### The data
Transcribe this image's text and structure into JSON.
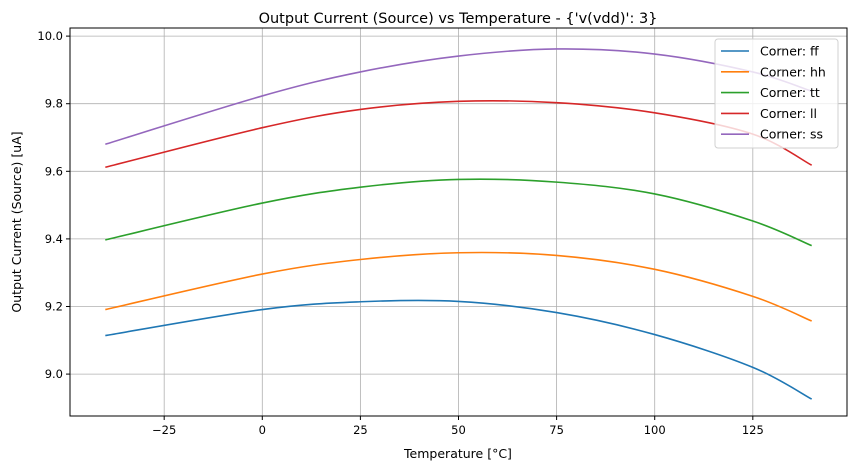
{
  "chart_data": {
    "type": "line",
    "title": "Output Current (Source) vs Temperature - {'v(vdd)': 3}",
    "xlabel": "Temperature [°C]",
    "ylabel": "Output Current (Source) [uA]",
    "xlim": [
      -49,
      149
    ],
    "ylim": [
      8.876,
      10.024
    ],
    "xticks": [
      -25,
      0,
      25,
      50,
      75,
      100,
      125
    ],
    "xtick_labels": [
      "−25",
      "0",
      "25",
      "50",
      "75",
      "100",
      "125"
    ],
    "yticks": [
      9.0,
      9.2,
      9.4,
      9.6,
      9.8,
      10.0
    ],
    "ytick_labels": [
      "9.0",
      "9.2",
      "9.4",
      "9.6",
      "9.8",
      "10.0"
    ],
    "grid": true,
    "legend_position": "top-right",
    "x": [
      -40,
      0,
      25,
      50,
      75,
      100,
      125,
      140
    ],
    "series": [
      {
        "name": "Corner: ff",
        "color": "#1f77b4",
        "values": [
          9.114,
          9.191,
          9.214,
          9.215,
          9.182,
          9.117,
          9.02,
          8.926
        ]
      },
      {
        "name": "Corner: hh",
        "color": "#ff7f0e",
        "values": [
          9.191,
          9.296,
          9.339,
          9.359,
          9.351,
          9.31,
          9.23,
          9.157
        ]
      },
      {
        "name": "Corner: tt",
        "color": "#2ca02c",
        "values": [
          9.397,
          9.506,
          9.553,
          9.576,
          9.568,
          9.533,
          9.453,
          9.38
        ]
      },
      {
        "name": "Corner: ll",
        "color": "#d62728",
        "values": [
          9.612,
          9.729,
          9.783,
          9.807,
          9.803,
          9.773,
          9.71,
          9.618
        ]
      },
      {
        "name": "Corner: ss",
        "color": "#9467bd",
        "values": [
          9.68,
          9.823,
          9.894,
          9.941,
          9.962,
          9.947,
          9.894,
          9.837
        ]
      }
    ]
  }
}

### What to produce
Give a single number: the count of lines above that include the word "Current".

### Solution to the exercise
2